Tell how many lines in the data below hold the string "Packages"; give nothing but the number.
# start of Supplied information
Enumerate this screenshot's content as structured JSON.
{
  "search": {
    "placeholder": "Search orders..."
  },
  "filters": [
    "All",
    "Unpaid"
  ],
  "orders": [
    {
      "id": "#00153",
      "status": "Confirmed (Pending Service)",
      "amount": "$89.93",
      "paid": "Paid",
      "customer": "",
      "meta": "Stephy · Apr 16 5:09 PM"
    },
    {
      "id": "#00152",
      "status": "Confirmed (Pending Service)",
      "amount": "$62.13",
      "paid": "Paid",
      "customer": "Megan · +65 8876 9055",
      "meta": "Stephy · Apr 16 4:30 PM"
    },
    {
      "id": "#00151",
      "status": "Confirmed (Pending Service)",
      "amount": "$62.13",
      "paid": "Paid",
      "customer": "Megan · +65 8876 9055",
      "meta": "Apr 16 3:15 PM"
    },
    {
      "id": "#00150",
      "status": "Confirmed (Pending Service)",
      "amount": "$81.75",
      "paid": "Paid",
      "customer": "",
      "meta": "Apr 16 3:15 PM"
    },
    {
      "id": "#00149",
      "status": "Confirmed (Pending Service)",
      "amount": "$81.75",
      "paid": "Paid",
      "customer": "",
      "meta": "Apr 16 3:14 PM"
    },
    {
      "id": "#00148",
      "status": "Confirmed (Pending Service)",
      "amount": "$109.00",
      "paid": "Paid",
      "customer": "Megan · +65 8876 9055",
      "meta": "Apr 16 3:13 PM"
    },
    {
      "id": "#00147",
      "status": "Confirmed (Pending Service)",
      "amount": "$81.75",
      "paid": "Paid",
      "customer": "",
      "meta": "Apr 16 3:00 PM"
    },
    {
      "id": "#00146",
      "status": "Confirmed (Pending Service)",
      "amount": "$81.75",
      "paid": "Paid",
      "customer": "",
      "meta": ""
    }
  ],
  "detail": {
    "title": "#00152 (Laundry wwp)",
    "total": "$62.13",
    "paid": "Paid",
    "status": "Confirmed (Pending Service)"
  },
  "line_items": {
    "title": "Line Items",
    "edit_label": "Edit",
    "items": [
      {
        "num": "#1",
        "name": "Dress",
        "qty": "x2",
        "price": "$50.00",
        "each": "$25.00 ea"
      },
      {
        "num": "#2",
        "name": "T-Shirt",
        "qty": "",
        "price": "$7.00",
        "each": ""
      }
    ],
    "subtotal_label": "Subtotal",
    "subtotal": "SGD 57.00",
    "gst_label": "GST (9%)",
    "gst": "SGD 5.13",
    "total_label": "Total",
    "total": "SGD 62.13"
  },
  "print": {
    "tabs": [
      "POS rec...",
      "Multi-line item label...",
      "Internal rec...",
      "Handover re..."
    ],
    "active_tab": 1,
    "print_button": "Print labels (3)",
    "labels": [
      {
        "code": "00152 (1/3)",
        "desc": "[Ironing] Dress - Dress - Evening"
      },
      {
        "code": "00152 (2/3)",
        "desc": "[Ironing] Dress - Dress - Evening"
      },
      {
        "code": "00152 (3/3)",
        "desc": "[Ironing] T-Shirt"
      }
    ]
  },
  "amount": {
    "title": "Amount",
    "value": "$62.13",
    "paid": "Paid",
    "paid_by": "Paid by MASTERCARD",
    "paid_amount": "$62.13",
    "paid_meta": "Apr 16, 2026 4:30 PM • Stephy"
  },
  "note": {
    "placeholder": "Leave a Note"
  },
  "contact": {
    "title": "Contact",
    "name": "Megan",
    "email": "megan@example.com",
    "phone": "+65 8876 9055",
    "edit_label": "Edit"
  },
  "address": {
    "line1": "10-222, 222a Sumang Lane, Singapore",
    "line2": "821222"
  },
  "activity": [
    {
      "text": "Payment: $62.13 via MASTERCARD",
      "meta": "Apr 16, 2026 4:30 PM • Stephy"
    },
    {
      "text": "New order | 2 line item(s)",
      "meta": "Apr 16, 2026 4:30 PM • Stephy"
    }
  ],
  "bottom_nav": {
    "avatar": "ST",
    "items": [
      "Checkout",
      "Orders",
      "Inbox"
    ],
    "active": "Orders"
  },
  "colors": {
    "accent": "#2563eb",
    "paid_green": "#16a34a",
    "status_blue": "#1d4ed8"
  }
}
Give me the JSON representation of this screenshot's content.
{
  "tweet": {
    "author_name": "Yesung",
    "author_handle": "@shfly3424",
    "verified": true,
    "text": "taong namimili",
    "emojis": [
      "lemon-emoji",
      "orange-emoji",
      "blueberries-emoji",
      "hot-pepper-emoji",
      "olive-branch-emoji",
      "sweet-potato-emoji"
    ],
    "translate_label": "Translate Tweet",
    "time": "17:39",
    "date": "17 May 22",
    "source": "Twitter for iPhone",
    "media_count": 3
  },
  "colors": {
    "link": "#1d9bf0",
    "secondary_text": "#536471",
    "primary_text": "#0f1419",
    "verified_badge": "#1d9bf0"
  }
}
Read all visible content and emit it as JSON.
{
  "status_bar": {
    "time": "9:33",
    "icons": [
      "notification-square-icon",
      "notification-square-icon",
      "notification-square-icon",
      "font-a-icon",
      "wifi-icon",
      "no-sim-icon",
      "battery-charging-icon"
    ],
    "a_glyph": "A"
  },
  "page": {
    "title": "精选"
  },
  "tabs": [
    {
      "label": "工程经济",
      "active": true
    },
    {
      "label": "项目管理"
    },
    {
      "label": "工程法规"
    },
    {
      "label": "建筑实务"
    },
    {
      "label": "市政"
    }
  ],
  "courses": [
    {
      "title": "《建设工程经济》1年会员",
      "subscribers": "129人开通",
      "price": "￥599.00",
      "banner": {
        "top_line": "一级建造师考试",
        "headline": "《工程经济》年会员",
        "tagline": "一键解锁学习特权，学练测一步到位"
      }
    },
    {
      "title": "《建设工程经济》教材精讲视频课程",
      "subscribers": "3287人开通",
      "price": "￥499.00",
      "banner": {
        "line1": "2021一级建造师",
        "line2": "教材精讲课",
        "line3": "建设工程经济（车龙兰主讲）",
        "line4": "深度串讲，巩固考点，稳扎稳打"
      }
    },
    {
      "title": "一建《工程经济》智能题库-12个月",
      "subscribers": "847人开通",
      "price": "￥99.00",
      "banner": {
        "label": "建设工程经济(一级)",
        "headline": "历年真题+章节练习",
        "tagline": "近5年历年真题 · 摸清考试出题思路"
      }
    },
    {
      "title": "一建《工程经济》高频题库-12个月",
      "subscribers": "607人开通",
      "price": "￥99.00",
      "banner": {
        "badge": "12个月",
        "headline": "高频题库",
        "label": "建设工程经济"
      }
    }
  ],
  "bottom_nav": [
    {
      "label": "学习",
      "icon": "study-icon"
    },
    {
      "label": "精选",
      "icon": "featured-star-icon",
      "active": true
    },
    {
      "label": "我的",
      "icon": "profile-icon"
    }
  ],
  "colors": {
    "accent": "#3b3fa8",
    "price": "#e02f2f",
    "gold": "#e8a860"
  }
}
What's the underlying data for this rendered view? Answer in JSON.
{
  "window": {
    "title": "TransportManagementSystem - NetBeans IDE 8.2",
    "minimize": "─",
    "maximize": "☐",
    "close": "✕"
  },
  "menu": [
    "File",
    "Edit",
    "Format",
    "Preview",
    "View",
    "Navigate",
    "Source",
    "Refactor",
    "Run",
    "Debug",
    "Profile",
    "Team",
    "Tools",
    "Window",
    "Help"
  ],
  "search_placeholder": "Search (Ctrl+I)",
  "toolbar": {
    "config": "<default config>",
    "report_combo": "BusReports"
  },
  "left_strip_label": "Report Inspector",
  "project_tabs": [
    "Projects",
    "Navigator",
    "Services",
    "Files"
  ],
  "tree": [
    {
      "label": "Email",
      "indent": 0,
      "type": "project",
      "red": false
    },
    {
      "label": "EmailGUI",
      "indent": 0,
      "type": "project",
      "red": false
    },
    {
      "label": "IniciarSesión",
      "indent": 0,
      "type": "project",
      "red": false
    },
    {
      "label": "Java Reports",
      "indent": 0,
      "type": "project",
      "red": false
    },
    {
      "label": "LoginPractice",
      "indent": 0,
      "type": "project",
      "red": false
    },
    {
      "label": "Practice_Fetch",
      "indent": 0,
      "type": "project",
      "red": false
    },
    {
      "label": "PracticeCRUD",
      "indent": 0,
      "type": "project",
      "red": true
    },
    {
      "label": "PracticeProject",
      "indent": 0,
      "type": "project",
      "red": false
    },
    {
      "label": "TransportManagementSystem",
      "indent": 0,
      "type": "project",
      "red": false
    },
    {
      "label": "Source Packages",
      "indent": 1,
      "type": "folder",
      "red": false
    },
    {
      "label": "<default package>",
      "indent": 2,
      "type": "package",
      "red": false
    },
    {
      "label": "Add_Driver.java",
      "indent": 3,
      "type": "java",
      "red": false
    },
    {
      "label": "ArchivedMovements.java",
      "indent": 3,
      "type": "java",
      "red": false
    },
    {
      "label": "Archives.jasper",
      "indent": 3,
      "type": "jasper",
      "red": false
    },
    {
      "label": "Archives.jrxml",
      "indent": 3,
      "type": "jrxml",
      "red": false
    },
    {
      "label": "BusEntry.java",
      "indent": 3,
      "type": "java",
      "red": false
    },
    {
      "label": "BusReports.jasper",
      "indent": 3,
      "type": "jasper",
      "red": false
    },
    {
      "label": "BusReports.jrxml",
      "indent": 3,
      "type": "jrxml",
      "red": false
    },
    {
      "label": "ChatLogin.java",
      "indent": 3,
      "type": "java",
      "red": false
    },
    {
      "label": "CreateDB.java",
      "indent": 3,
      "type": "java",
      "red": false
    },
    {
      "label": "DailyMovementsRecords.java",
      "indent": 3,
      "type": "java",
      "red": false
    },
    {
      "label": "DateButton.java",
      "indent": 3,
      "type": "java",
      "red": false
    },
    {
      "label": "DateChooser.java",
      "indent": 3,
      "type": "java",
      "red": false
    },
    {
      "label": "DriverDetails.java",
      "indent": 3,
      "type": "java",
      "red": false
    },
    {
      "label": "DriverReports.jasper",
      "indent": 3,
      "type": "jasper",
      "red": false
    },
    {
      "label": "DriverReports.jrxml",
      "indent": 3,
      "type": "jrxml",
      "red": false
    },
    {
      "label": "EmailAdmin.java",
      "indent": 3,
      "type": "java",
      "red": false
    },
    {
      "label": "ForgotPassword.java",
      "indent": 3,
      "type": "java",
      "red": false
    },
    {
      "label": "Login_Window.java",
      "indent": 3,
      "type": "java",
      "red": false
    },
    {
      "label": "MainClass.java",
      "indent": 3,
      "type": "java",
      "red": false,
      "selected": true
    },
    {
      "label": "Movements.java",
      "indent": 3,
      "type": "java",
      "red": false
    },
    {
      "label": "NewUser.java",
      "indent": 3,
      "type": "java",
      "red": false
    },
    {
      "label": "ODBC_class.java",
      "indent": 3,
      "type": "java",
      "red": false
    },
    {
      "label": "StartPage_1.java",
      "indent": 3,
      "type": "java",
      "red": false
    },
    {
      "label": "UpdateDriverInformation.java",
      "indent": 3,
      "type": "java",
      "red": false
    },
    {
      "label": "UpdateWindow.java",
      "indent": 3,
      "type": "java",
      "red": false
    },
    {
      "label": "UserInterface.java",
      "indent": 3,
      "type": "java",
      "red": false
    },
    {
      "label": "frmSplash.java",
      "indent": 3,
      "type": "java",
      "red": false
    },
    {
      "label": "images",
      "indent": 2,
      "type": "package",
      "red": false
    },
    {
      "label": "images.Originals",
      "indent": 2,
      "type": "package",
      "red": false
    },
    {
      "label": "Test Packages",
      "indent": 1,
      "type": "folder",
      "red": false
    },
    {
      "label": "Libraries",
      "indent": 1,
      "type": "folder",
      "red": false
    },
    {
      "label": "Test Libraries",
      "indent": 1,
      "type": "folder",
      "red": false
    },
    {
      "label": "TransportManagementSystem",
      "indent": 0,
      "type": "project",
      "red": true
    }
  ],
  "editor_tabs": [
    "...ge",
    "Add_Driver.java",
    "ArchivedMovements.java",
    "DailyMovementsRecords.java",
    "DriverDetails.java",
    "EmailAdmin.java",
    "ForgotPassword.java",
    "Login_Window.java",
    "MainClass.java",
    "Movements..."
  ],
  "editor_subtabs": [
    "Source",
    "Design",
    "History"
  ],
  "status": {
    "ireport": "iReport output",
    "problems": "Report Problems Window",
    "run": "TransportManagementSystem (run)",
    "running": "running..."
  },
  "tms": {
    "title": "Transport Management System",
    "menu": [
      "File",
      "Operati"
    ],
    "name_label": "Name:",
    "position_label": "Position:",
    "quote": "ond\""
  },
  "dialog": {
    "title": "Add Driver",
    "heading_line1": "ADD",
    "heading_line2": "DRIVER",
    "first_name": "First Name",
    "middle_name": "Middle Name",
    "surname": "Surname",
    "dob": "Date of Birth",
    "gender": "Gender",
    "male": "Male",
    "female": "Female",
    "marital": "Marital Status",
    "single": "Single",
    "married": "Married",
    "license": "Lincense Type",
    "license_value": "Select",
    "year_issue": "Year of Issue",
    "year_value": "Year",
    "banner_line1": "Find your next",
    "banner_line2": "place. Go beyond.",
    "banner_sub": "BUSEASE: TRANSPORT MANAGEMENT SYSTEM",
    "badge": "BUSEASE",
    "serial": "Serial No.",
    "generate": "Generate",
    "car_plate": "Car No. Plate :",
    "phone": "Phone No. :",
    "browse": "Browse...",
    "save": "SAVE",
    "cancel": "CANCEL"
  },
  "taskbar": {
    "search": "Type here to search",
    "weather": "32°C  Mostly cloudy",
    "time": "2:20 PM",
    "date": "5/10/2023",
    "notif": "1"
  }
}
# end of Supplied information
**Exercise result**
2